--- start of Material provided ---
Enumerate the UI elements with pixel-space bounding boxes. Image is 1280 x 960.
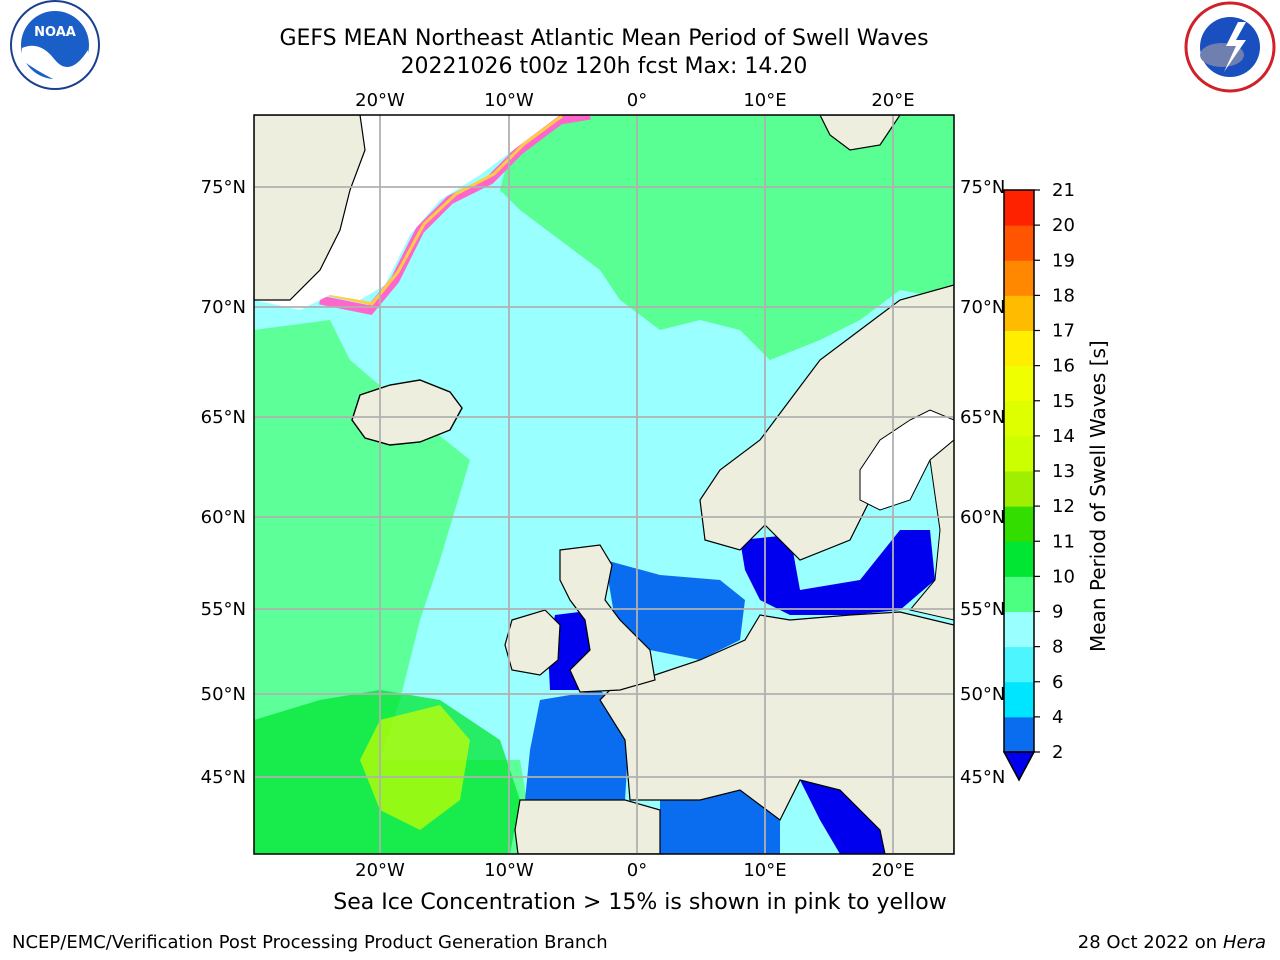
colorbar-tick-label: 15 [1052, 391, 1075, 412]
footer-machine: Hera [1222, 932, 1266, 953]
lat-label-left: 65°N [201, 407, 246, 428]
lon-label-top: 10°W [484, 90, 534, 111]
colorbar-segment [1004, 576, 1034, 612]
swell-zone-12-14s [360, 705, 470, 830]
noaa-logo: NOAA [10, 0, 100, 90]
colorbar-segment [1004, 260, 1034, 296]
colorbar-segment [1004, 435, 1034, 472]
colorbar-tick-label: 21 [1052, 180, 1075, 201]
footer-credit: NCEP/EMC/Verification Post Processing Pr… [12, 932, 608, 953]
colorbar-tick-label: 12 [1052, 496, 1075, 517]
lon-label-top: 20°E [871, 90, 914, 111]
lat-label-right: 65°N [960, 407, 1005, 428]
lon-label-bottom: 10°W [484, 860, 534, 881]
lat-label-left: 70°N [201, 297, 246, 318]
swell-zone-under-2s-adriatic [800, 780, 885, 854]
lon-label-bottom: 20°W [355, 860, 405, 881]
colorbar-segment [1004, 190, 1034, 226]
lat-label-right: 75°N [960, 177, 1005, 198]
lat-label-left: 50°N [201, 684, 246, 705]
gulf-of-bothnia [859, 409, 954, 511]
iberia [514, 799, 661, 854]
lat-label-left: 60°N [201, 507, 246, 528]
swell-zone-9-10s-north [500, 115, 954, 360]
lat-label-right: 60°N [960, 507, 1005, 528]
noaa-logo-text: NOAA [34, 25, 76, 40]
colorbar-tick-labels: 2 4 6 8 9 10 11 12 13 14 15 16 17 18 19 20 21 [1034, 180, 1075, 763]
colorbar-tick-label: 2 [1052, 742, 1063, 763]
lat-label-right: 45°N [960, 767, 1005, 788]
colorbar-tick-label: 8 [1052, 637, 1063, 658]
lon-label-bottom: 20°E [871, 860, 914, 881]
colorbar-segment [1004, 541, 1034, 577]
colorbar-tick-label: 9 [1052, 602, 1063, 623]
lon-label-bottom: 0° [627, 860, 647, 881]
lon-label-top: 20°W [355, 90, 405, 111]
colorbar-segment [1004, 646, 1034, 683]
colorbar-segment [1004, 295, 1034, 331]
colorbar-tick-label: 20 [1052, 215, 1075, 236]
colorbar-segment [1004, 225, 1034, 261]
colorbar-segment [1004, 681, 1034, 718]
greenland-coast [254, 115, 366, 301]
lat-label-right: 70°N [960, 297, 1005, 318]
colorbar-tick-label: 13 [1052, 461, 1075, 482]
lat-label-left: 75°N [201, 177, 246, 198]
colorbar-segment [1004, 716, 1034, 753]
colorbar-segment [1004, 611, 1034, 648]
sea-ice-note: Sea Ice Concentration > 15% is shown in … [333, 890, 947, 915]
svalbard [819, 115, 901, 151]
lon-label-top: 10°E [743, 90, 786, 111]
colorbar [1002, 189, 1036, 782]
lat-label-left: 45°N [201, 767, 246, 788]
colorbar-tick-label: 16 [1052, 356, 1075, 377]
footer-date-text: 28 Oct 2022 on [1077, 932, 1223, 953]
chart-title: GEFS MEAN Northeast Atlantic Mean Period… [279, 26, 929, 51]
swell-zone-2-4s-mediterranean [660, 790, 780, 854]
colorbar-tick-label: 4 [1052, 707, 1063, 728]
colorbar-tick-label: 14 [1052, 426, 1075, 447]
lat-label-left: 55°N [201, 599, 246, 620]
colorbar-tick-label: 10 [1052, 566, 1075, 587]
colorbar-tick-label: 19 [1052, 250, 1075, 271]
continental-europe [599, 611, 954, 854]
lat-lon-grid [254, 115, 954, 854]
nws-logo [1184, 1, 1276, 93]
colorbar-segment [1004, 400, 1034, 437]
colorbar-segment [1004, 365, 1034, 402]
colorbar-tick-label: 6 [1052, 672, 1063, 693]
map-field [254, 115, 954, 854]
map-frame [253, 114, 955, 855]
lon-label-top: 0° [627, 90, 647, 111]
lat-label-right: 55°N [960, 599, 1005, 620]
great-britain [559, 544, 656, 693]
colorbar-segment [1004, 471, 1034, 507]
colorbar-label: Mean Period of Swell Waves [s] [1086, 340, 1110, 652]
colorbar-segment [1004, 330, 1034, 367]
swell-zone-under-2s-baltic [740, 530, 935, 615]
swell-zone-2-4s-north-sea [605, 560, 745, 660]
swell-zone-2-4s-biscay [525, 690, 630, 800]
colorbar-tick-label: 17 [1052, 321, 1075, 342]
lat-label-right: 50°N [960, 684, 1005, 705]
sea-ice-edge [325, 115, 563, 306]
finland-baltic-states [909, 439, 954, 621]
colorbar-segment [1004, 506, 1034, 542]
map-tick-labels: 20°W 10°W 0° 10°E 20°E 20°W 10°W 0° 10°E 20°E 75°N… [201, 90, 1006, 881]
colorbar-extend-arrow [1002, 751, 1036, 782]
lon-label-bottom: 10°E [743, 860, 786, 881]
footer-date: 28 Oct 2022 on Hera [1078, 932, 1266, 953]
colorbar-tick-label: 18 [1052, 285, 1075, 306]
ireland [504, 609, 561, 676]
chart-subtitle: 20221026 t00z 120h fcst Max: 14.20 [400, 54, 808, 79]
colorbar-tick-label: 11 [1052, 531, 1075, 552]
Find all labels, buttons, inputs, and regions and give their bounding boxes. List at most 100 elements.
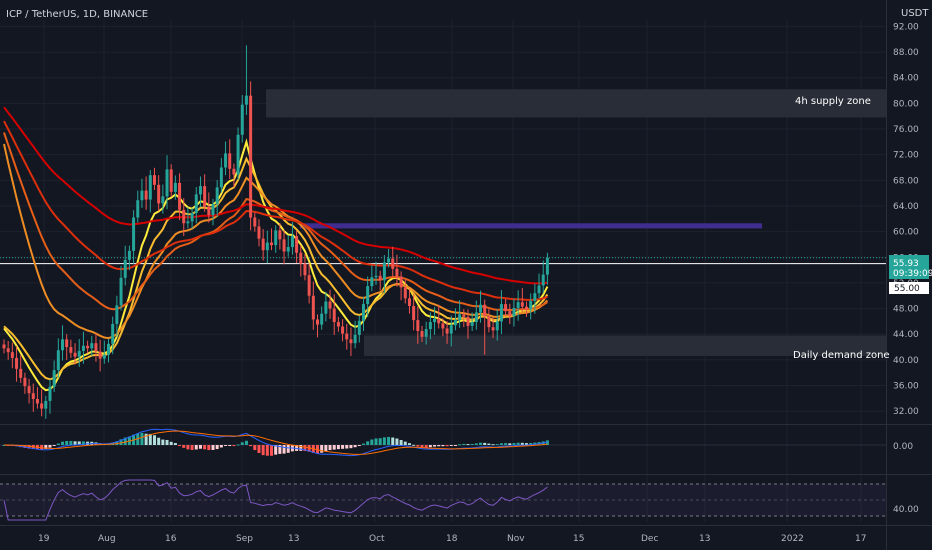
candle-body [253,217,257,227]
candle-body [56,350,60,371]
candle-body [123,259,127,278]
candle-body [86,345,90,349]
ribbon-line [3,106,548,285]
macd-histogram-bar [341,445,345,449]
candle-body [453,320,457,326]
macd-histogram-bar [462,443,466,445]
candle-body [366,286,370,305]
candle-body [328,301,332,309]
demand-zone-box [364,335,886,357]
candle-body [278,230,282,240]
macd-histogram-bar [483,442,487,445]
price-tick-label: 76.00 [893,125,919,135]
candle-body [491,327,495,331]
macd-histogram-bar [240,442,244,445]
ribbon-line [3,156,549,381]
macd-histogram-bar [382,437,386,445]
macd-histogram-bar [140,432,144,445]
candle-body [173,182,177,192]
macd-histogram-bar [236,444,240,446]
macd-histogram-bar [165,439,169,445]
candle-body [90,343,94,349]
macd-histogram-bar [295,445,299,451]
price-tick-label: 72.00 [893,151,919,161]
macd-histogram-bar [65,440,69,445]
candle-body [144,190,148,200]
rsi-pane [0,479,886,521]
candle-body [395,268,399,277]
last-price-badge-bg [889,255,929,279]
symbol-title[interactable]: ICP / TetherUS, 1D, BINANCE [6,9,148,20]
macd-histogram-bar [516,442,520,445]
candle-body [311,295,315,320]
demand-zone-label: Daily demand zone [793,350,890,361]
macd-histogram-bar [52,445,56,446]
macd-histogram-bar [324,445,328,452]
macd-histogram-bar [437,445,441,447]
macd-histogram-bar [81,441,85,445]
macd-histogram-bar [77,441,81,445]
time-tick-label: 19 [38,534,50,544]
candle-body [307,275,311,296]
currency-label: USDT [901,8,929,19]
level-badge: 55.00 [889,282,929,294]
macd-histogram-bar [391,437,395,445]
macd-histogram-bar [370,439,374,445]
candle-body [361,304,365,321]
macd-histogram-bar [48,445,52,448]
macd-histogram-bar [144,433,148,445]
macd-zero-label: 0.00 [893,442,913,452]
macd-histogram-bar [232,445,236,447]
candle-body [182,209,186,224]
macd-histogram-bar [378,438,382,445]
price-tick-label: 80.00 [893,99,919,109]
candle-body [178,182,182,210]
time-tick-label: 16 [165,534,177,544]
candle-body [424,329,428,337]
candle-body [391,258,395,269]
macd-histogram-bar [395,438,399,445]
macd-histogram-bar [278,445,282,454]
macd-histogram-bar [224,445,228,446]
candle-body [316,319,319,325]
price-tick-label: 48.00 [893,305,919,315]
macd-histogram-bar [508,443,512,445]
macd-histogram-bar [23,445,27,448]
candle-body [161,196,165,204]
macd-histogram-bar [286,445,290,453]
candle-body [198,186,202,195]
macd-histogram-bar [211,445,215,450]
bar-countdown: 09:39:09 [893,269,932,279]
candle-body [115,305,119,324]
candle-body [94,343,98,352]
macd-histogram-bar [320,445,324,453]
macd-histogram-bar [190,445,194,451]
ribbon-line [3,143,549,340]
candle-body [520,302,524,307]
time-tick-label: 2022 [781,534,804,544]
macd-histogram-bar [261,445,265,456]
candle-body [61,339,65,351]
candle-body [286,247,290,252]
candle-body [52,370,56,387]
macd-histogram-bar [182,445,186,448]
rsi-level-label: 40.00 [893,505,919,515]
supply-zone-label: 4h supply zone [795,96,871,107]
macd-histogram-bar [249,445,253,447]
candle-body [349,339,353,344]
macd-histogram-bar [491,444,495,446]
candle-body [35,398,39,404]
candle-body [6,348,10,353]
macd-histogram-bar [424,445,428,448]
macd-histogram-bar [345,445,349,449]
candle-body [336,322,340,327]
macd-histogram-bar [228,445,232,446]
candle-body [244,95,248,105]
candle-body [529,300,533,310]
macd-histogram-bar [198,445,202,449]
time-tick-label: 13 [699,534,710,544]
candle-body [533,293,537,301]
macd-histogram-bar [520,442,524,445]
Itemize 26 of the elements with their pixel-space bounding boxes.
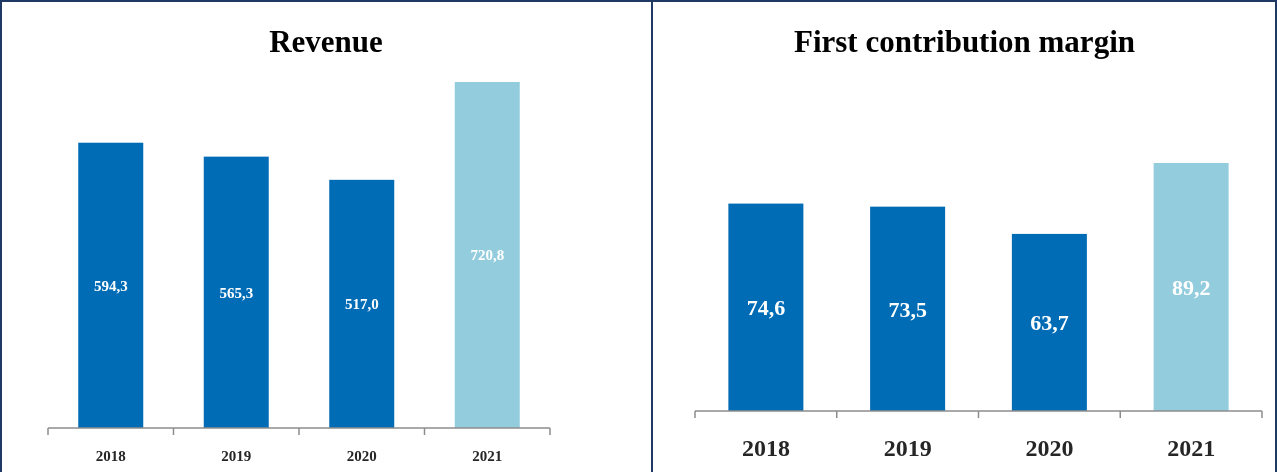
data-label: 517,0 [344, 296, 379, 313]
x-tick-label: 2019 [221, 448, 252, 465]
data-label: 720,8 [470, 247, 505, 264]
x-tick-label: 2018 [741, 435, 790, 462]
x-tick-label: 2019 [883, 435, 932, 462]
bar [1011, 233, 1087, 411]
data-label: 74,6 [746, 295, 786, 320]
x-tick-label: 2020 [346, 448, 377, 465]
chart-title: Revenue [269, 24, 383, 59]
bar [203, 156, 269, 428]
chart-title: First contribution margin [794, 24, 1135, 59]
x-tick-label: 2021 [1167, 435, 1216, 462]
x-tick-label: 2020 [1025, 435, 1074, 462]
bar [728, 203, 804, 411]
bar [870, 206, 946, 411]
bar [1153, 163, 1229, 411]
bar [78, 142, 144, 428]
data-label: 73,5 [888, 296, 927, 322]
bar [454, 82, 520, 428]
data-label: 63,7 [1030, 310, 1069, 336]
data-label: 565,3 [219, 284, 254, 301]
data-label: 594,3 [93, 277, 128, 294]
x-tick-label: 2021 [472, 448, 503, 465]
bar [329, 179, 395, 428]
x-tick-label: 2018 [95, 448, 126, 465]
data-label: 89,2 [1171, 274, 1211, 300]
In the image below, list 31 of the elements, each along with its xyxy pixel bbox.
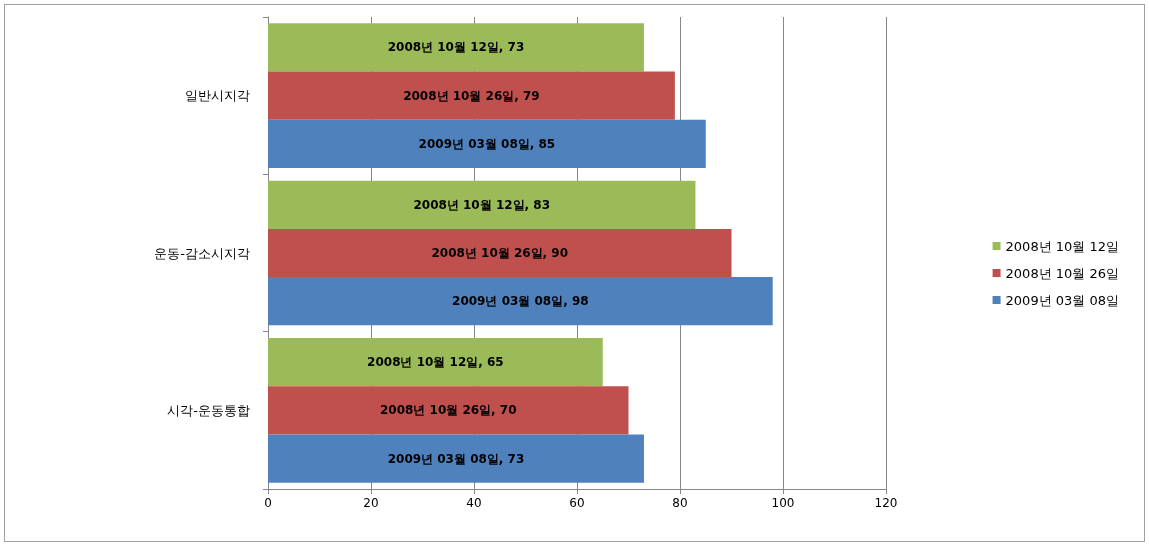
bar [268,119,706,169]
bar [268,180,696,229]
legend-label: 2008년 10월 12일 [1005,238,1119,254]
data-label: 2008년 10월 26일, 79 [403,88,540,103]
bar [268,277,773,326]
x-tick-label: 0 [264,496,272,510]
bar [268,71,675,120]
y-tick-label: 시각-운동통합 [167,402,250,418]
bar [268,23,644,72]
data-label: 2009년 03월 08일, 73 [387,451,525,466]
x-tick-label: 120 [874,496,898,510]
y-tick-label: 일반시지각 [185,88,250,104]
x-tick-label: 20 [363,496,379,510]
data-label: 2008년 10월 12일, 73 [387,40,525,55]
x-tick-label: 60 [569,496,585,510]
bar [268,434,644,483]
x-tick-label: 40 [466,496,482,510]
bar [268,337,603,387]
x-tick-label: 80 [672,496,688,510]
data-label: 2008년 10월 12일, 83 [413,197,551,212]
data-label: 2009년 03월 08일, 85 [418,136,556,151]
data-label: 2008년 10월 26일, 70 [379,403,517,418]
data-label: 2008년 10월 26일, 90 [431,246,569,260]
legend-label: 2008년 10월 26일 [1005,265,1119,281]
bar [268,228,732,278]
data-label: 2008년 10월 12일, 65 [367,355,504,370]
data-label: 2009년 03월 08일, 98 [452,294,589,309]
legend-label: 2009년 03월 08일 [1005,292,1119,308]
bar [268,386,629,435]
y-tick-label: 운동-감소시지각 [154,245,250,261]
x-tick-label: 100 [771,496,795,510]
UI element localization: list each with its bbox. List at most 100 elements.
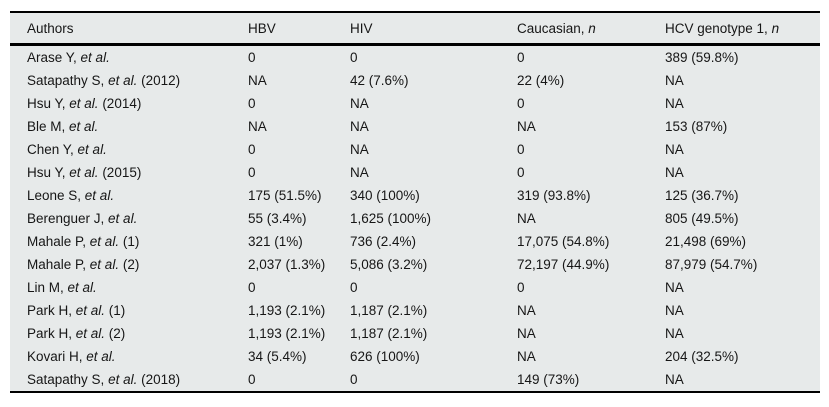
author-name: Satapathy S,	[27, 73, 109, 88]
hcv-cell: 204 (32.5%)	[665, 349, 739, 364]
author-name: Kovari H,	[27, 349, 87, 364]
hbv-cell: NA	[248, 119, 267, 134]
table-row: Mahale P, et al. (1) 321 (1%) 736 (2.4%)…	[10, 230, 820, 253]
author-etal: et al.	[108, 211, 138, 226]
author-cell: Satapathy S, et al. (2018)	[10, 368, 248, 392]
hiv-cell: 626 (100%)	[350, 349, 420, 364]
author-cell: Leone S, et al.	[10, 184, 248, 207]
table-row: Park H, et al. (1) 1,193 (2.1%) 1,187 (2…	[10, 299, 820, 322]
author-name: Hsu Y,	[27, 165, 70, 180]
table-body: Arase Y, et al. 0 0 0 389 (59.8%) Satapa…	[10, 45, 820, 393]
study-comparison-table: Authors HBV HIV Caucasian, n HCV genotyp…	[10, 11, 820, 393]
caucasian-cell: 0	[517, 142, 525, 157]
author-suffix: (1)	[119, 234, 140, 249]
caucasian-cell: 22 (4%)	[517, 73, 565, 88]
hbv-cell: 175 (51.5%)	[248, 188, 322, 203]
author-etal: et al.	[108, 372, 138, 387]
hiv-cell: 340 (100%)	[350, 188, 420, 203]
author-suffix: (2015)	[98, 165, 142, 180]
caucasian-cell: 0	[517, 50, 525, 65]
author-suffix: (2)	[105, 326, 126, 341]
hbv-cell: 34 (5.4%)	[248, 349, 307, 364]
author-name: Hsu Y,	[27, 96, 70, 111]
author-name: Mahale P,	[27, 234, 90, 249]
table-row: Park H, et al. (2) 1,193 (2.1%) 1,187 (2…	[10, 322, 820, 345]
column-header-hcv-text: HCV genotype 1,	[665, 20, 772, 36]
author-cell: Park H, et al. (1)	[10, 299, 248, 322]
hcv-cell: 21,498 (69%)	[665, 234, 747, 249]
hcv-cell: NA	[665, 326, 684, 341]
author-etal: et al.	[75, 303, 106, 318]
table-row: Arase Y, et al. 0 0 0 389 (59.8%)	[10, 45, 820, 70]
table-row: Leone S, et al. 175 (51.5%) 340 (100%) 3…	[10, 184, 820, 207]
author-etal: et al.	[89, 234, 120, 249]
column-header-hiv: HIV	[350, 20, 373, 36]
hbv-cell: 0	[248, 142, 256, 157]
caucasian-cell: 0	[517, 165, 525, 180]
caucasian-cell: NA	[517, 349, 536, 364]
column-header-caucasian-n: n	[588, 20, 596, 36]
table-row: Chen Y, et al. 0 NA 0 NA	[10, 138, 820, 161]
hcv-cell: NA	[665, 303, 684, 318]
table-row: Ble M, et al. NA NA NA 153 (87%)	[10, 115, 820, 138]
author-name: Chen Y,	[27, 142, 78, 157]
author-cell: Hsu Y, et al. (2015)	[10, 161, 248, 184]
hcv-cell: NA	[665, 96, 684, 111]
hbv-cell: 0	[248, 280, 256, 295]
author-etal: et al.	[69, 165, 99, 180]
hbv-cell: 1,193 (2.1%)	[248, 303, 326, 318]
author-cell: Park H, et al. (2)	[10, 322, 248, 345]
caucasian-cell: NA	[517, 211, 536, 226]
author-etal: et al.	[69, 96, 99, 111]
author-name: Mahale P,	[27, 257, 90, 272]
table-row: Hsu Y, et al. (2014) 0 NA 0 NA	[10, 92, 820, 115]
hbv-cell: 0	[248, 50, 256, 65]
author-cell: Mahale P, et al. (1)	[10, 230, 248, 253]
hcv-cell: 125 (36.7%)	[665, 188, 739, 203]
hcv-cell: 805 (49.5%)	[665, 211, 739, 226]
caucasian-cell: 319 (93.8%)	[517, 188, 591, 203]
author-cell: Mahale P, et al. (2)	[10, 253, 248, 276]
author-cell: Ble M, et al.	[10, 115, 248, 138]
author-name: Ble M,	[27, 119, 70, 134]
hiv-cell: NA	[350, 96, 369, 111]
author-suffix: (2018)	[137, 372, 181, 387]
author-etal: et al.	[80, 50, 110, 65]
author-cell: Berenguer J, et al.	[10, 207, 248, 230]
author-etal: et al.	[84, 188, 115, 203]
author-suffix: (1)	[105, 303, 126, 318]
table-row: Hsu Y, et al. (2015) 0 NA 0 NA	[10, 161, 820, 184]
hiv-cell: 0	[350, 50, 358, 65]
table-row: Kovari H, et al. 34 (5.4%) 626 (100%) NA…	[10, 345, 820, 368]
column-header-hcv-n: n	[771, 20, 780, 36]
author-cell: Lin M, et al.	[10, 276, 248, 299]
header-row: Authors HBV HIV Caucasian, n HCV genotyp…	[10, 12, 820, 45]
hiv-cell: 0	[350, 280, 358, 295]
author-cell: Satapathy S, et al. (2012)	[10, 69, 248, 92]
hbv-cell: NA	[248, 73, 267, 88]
--- end of Material provided ---
● Goal of the exercise
Output as a JSON list of strings, one string per line, the lines starting at the line that contains "bar [268,119,706,169]" and ending at the line that contains "bar [268,434,644,483]", with blank lines left out.

● Expected answer
[
  "bar [268,119,706,169]",
  "bar [268,180,696,229]",
  "legend-label: 2008년 10월 12일 [1005,238,1119,254]",
  "data-label: 2008년 10월 26일, 79 [403,88,540,103]",
  "bar [268,277,773,326]",
  "x-tick-label: 0 [264,496,272,510]",
  "bar [268,71,675,120]",
  "y-tick-label: 시각-운동통합 [167,402,250,418]",
  "bar [268,23,644,72]",
  "data-label: 2009년 03월 08일, 73 [387,451,525,466]",
  "x-tick-label: 120 [874,496,898,510]",
  "y-tick-label: 일반시지각 [185,88,250,104]",
  "x-tick-label: 20 [363,496,379,510]",
  "data-label: 2008년 10월 12일, 73 [387,40,525,55]",
  "x-tick-label: 60 [569,496,585,510]",
  "bar [268,434,644,483]"
]